# Start of DATA

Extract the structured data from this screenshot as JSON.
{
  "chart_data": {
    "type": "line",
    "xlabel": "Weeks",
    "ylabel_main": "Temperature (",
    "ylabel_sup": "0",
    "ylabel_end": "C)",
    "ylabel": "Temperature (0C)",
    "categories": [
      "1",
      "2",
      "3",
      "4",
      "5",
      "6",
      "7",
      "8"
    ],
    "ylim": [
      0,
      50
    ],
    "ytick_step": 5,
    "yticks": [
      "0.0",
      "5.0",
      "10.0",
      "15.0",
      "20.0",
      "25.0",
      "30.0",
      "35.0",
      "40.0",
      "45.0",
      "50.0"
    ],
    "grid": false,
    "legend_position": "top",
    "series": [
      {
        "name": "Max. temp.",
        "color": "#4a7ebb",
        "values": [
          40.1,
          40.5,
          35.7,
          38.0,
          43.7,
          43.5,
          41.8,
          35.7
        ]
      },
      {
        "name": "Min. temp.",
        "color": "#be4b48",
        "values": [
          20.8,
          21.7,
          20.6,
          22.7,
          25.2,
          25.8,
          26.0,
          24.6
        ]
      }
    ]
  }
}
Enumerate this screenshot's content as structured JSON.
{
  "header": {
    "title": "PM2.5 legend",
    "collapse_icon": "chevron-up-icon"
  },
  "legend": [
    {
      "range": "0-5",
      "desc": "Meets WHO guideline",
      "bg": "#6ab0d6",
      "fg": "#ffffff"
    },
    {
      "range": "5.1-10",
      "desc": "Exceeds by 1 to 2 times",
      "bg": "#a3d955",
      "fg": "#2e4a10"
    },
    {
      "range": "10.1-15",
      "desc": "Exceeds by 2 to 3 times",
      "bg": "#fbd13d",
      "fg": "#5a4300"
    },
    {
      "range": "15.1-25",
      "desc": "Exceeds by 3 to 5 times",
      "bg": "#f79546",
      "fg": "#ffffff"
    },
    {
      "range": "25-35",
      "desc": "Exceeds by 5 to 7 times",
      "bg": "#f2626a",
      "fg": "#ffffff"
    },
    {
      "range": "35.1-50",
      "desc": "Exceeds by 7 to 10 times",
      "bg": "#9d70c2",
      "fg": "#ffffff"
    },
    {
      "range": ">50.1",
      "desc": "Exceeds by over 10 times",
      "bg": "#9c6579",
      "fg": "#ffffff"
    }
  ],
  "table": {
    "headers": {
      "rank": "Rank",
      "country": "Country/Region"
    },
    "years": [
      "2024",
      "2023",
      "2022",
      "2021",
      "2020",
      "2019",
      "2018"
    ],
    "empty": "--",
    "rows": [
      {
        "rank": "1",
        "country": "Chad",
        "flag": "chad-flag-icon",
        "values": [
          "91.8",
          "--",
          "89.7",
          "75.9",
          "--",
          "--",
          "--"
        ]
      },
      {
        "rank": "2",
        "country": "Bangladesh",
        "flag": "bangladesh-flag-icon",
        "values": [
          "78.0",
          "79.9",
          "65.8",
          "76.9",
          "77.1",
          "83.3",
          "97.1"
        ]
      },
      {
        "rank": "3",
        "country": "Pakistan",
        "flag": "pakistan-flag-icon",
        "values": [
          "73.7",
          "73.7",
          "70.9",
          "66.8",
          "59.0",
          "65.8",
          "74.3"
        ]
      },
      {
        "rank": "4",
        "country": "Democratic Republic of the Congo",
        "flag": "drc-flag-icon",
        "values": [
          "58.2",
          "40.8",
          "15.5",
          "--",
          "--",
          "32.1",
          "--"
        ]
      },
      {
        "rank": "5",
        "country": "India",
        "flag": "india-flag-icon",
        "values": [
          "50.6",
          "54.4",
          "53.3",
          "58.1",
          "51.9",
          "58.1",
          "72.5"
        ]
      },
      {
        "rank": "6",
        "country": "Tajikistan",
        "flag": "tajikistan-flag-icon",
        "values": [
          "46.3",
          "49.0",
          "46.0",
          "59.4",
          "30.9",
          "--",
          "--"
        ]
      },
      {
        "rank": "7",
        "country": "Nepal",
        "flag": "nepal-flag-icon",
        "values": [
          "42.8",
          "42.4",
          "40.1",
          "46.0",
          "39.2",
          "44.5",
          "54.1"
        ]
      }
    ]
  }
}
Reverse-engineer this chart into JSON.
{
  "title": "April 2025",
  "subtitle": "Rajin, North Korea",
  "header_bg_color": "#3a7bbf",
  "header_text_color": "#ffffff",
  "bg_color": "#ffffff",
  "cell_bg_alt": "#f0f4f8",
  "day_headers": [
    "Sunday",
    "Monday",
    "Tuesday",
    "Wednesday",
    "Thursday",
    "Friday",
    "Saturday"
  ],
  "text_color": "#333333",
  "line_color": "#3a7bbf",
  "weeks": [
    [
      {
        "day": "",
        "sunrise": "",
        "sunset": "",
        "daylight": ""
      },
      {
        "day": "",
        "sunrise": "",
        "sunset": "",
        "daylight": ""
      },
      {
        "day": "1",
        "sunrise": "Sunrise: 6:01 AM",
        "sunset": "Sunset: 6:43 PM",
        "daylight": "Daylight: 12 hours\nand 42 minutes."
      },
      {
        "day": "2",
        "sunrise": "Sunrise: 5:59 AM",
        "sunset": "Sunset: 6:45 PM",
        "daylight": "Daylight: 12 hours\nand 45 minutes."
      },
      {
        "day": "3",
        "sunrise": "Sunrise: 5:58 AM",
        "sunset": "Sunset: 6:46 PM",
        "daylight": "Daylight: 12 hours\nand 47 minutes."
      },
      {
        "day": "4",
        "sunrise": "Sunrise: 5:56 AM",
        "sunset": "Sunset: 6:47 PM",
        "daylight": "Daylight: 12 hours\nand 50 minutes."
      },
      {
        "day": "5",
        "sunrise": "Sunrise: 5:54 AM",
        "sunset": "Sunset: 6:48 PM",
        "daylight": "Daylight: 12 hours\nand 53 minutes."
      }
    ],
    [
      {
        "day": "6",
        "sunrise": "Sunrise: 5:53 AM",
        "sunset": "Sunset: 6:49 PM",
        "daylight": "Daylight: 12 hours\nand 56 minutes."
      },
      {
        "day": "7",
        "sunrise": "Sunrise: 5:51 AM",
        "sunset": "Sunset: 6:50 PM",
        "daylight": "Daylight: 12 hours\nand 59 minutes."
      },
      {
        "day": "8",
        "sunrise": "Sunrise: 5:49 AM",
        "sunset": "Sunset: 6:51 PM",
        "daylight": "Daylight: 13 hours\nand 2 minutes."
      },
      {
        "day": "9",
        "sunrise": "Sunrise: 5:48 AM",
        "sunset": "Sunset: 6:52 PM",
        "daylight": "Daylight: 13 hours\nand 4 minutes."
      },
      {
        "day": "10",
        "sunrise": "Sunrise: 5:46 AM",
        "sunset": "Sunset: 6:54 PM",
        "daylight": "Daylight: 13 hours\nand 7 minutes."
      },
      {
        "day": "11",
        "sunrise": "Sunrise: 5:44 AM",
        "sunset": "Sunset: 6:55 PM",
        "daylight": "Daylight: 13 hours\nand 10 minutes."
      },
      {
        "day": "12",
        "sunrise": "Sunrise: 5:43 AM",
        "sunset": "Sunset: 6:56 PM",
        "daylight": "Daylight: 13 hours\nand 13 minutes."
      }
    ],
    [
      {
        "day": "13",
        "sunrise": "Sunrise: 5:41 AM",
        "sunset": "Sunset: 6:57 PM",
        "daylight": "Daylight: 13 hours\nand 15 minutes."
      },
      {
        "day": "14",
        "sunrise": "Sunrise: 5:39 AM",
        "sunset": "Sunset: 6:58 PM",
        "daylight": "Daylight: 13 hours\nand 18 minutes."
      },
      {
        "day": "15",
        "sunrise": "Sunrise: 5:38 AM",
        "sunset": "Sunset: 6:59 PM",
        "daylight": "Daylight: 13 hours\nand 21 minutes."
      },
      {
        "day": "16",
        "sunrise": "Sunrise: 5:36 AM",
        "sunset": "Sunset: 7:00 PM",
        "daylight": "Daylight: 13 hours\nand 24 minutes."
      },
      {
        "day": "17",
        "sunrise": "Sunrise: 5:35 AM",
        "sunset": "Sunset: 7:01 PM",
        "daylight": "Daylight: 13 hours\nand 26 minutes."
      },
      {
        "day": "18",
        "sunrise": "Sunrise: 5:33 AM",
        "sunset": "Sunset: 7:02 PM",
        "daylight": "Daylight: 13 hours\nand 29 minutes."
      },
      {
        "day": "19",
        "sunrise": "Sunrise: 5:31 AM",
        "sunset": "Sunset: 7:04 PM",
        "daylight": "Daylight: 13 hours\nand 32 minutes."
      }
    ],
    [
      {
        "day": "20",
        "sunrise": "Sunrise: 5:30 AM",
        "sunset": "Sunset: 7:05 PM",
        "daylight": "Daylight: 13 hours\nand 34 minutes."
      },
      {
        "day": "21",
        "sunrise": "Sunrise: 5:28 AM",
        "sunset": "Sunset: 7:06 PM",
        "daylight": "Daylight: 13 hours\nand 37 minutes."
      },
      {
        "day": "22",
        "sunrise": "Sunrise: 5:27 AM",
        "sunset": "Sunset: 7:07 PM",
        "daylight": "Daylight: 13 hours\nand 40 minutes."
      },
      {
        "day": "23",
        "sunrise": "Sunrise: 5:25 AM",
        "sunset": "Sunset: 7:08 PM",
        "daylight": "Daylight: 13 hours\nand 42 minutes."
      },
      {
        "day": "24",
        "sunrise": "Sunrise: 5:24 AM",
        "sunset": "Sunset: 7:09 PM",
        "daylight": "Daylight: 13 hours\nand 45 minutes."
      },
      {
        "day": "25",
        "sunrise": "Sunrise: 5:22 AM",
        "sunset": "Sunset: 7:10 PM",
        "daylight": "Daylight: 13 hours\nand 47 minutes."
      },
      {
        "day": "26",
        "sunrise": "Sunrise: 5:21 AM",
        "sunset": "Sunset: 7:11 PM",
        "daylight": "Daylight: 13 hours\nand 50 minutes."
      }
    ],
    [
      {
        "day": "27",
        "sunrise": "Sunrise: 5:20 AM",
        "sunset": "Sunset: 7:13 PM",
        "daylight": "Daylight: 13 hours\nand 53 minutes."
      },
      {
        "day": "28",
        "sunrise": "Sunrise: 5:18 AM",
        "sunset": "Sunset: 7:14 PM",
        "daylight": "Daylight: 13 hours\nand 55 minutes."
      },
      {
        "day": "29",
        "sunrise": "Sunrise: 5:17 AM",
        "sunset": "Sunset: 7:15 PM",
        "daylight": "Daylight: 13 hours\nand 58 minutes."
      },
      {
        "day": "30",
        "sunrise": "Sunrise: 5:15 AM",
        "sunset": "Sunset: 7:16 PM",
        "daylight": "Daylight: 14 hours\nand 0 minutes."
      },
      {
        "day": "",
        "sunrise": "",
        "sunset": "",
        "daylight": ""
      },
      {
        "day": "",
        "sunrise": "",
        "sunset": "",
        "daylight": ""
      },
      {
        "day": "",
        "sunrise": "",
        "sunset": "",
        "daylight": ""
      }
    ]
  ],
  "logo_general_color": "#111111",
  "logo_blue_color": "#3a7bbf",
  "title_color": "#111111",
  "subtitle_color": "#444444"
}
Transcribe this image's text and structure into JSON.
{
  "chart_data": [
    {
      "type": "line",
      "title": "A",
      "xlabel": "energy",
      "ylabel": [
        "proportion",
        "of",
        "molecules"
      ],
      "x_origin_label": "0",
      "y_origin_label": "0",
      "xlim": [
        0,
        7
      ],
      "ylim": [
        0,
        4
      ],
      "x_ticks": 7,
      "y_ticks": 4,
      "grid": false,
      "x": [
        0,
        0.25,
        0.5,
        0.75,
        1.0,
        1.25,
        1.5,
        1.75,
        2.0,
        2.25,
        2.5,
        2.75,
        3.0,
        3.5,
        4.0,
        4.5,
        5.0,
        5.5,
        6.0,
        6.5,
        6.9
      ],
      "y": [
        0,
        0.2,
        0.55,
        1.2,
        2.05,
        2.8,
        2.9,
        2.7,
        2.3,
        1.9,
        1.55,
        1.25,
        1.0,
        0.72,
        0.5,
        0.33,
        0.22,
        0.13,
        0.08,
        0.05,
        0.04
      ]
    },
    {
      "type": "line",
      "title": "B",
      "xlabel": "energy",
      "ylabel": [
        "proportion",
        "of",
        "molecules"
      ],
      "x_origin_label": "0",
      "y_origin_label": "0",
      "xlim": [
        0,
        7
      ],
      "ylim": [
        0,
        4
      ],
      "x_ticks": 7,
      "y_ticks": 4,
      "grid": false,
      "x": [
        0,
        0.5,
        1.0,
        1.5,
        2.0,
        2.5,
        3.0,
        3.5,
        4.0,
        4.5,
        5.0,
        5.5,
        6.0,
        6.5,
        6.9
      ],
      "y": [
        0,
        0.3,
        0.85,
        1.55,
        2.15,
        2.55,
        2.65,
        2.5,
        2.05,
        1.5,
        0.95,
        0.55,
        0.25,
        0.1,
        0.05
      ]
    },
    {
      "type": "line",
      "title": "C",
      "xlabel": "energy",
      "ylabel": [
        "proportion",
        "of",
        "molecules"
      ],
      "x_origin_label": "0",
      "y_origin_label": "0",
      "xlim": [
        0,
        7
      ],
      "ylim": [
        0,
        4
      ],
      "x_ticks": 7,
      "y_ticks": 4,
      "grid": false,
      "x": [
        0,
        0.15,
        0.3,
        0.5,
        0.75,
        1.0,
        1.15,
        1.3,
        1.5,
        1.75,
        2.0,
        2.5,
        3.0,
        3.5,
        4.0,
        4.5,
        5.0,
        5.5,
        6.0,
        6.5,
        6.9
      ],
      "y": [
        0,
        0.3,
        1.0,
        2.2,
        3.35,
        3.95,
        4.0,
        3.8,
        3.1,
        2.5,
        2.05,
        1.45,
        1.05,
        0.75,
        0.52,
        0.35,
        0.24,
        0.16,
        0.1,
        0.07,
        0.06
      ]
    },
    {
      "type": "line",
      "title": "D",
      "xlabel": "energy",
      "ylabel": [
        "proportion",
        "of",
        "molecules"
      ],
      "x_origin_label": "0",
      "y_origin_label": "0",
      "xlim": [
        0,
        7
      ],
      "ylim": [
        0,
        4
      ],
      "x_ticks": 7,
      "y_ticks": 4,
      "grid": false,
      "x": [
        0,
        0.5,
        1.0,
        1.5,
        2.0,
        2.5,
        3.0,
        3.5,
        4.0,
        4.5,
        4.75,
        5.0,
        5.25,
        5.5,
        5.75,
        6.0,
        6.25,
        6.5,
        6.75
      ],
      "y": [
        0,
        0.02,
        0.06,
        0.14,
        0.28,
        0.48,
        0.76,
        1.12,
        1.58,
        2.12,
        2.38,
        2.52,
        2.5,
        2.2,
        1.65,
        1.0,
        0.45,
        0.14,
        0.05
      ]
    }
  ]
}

# End of DATA

#### WRITTEN TASK:
Only lines with the word "country" should be collected from the material.

#### FULL SOLUTION:
      "country": "Country/Region"
        "country": "Chad",
        "country": "Bangladesh",
        "country": "Pakistan",
        "country": "Democratic Republic of the Congo",
        "country": "India",
        "country": "Tajikistan",
        "country": "Nepal",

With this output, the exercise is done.